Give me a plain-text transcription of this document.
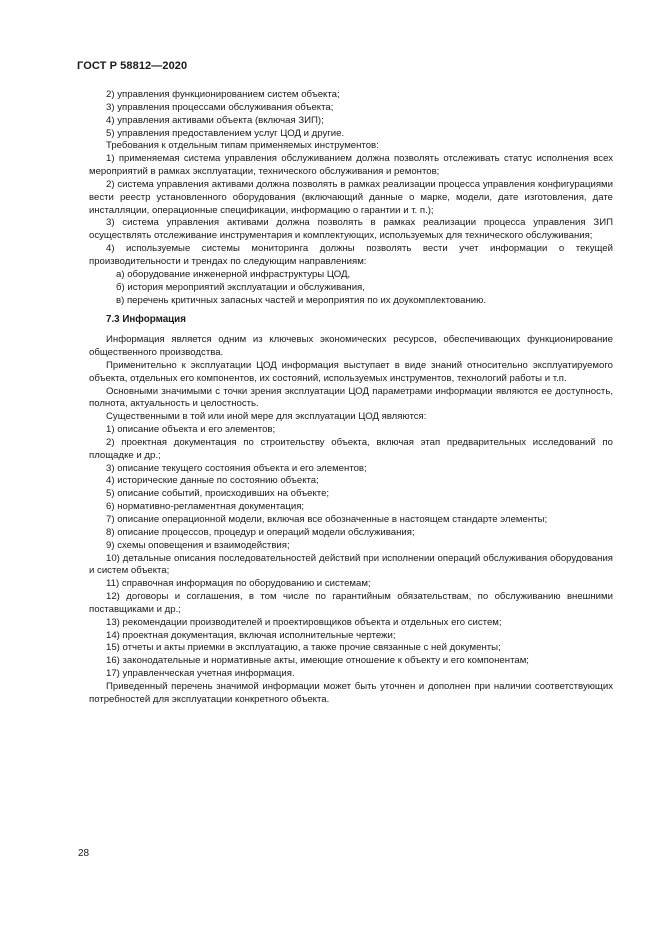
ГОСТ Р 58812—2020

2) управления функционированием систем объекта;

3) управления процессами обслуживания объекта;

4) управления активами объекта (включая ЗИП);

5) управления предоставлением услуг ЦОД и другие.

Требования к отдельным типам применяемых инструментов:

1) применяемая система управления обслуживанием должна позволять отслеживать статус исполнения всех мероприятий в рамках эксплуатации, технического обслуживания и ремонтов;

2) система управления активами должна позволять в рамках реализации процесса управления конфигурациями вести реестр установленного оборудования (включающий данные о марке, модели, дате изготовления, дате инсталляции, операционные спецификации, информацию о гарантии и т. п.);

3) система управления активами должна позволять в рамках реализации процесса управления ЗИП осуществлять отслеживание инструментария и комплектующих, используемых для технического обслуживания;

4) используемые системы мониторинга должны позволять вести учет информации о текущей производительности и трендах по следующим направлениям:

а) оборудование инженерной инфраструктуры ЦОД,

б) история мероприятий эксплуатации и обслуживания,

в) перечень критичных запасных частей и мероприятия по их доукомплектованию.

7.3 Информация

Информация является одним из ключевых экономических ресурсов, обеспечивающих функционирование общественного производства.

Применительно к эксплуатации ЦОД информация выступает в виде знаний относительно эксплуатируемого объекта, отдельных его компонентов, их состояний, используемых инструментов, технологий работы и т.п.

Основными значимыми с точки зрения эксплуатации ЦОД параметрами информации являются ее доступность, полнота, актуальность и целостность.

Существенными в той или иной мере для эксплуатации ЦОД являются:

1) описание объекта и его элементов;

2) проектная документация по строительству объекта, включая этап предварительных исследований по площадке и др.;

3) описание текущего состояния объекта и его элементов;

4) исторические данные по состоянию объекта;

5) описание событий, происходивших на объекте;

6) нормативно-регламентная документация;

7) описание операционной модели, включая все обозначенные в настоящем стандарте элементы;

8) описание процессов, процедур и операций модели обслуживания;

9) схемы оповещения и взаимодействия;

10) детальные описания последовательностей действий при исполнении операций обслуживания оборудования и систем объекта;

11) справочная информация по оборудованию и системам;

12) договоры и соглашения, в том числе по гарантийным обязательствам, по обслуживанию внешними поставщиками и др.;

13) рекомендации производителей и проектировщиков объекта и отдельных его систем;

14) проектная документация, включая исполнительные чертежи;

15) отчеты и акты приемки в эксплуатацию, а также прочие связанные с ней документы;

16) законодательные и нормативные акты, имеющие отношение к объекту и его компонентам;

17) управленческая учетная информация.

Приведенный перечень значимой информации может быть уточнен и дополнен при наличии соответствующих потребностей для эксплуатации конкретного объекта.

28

_Exercise description_: Using the data above, write out every line exactly, leaving the images behind.

_Solution to the exercise_:
Give me a plain-text transcription of this document.
ГОСТ Р 58812—2020

2) управления функционированием систем объекта;

3) управления процессами обслуживания объекта;

4) управления активами объекта (включая ЗИП);

5) управления предоставлением услуг ЦОД и другие.

Требования к отдельным типам применяемых инструментов:

1) применяемая система управления обслуживанием должна позволять отслеживать статус исполнения всех мероприятий в рамках эксплуатации, технического обслуживания и ремонтов;

2) система управления активами должна позволять в рамках реализации процесса управления конфигурациями вести реестр установленного оборудования (включающий данные о марке, модели, дате изготовления, дате инсталляции, операционные спецификации, информацию о гарантии и т. п.);

3) система управления активами должна позволять в рамках реализации процесса управления ЗИП осуществлять отслеживание инструментария и комплектующих, используемых для технического обслуживания;

4) используемые системы мониторинга должны позволять вести учет информации о текущей производительности и трендах по следующим направлениям:

а) оборудование инженерной инфраструктуры ЦОД,

б) история мероприятий эксплуатации и обслуживания,

в) перечень критичных запасных частей и мероприятия по их доукомплектованию.

7.3 Информация

Информация является одним из ключевых экономических ресурсов, обеспечивающих функционирование общественного производства.

Применительно к эксплуатации ЦОД информация выступает в виде знаний относительно эксплуатируемого объекта, отдельных его компонентов, их состояний, используемых инструментов, технологий работы и т.п.

Основными значимыми с точки зрения эксплуатации ЦОД параметрами информации являются ее доступность, полнота, актуальность и целостность.

Существенными в той или иной мере для эксплуатации ЦОД являются:

1) описание объекта и его элементов;

2) проектная документация по строительству объекта, включая этап предварительных исследований по площадке и др.;

3) описание текущего состояния объекта и его элементов;

4) исторические данные по состоянию объекта;

5) описание событий, происходивших на объекте;

6) нормативно-регламентная документация;

7) описание операционной модели, включая все обозначенные в настоящем стандарте элементы;

8) описание процессов, процедур и операций модели обслуживания;

9) схемы оповещения и взаимодействия;

10) детальные описания последовательностей действий при исполнении операций обслуживания оборудования и систем объекта;

11) справочная информация по оборудованию и системам;

12) договоры и соглашения, в том числе по гарантийным обязательствам, по обслуживанию внешними поставщиками и др.;

13) рекомендации производителей и проектировщиков объекта и отдельных его систем;

14) проектная документация, включая исполнительные чертежи;

15) отчеты и акты приемки в эксплуатацию, а также прочие связанные с ней документы;

16) законодательные и нормативные акты, имеющие отношение к объекту и его компонентам;

17) управленческая учетная информация.

Приведенный перечень значимой информации может быть уточнен и дополнен при наличии соответствующих потребностей для эксплуатации конкретного объекта.

28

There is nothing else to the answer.